## Dataset items
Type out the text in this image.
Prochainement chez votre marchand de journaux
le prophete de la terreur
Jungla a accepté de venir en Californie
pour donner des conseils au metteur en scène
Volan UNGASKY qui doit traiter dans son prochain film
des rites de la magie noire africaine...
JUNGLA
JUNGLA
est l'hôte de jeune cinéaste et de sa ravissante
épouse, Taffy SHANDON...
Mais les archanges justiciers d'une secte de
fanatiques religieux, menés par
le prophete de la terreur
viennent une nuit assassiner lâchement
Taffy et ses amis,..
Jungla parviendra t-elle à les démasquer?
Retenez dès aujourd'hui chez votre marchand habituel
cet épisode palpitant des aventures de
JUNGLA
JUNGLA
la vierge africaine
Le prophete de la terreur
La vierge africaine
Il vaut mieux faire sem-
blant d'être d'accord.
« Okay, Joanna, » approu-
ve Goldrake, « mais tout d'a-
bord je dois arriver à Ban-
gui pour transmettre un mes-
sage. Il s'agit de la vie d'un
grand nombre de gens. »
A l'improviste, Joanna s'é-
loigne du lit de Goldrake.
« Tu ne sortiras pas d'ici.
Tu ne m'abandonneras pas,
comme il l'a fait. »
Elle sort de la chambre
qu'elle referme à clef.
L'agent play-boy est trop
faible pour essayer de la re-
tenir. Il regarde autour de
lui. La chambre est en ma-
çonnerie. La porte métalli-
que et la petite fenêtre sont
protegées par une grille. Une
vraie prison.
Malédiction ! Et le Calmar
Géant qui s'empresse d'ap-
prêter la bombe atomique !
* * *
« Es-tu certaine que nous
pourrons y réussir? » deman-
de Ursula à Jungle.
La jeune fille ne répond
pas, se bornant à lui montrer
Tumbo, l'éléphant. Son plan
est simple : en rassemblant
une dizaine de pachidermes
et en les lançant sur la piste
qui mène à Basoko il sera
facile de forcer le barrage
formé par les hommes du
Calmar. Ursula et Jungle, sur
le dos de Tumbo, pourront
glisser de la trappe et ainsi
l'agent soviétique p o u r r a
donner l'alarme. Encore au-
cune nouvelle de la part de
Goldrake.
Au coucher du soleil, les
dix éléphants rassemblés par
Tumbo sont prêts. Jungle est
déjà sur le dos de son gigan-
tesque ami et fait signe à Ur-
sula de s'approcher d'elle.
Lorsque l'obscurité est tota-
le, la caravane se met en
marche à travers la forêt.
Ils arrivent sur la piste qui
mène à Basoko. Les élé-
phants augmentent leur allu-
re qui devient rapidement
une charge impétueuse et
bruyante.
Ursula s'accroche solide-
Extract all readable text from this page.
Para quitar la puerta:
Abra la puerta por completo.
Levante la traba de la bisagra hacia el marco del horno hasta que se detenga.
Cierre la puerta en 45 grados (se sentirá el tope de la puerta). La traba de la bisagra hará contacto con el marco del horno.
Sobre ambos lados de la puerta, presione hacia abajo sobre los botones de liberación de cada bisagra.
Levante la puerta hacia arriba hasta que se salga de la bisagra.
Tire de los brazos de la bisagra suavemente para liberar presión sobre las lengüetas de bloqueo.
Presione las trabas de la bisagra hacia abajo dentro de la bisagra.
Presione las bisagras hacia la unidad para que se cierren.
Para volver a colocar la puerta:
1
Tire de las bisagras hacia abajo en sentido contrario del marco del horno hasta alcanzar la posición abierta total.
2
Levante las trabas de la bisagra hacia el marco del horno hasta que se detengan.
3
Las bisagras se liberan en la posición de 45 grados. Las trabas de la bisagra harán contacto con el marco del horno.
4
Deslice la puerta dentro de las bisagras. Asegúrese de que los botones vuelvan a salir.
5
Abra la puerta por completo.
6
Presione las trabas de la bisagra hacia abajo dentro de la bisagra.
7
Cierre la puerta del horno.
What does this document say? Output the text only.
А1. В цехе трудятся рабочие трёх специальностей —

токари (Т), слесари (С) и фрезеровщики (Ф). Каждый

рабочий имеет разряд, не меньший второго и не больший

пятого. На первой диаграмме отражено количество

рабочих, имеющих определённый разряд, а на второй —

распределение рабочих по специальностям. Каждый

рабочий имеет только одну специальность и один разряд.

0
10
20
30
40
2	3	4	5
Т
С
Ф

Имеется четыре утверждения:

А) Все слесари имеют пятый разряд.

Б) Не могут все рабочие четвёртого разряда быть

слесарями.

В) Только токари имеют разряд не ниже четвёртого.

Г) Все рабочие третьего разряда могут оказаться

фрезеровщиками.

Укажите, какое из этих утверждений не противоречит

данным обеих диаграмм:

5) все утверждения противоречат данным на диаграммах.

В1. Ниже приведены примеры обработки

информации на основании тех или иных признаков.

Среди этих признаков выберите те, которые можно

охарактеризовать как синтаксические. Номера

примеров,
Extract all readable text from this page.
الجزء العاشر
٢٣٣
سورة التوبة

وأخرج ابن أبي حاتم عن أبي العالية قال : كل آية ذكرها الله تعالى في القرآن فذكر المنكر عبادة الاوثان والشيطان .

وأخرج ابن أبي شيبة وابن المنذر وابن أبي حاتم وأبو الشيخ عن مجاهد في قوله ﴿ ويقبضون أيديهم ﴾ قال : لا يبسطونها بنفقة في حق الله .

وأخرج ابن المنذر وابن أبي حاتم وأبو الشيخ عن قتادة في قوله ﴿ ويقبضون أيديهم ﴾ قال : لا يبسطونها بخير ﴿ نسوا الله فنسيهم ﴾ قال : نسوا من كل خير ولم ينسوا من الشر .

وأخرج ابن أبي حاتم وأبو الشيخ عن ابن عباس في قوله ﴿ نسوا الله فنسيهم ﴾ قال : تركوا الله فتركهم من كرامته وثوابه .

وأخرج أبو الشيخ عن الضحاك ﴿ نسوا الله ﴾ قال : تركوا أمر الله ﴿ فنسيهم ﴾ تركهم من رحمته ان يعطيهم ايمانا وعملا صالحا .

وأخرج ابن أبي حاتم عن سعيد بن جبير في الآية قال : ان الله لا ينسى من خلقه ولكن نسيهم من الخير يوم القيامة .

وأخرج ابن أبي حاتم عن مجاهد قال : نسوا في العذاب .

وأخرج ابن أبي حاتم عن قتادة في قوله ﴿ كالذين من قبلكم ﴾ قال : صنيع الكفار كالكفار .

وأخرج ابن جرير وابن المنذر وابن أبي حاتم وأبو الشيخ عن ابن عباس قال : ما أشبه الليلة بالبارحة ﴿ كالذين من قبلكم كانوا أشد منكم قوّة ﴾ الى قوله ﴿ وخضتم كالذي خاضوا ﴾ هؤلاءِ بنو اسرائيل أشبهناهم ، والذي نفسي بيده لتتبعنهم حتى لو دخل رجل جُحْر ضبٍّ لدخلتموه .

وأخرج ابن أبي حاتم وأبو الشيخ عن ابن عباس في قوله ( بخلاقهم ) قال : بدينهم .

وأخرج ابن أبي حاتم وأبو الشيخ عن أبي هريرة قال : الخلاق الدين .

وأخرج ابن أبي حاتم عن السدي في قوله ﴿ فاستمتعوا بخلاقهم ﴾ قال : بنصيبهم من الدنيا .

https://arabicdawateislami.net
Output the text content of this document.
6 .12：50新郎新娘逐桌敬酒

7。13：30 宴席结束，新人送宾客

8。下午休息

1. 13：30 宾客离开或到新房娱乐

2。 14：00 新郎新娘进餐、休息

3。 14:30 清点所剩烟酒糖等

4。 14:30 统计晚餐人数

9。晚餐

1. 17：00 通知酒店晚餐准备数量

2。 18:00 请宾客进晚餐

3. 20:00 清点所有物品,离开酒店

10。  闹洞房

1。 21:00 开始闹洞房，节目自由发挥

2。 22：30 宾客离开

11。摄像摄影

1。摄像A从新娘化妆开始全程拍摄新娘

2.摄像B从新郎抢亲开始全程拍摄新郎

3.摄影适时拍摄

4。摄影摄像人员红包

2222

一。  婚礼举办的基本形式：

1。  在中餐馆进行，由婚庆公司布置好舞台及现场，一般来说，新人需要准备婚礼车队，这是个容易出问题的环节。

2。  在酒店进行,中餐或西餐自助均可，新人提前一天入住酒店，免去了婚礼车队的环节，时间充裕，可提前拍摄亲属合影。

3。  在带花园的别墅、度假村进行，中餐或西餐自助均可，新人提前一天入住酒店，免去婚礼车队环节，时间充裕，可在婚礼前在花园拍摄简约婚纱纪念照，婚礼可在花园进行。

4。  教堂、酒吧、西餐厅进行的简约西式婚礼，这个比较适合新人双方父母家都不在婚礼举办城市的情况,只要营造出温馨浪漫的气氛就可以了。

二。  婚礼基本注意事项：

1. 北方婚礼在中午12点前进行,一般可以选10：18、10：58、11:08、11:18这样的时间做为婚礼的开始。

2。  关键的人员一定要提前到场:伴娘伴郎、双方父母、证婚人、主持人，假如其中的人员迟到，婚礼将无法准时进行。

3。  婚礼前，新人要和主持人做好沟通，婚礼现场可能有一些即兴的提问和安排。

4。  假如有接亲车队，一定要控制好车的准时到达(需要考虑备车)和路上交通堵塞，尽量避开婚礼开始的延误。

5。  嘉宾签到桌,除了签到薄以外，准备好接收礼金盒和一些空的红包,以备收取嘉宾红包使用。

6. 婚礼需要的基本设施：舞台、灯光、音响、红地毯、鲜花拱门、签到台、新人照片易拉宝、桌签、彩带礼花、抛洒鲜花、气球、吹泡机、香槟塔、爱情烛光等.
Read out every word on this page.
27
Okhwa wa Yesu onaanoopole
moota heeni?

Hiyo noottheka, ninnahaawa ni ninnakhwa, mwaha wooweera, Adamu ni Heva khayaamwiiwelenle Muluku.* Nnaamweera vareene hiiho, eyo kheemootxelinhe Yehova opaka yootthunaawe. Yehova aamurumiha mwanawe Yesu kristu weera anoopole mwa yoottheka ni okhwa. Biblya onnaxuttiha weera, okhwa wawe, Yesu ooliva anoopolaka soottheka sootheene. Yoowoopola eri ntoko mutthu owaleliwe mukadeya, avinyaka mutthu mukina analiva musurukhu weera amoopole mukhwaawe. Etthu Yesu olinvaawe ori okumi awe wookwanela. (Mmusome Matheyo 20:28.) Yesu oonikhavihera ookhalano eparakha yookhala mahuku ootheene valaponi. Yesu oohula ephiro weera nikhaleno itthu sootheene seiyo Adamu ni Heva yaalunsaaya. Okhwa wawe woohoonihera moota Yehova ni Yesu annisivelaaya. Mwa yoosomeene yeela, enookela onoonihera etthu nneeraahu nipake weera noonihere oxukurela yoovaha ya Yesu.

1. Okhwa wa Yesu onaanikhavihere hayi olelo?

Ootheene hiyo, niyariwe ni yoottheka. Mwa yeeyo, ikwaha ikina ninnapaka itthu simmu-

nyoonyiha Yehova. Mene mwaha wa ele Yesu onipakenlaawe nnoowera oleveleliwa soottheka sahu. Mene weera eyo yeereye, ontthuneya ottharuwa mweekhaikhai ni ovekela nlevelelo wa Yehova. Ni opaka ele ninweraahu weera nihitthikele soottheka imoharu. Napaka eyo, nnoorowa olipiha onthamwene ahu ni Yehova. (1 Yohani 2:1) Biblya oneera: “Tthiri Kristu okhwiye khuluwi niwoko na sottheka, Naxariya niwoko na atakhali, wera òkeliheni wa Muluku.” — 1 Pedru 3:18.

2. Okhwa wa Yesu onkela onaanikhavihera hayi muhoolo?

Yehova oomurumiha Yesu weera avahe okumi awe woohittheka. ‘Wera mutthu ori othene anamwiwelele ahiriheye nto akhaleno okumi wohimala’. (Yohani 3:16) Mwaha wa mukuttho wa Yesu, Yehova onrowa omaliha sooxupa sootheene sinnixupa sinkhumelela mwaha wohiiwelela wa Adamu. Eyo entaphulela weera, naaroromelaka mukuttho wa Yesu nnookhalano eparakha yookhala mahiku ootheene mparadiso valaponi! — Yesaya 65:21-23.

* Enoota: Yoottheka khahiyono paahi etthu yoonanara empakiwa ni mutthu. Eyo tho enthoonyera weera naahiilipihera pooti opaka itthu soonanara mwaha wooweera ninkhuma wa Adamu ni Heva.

## DESCRIPTION OF THE TASK
Your task is to list each line of the records with the word "abajo".

## COMPLETE OUTPUT
Sobre ambos lados de la puerta, presione hacia abajo sobre los botones de liberación de cada bisagra.
Presione las trabas de la bisagra hacia abajo dentro de la bisagra.
Tire de las bisagras hacia abajo en sentido contrario del marco del horno hasta alcanzar la posición abierta total.
Presione las trabas de la bisagra hacia abajo dentro de la bisagra.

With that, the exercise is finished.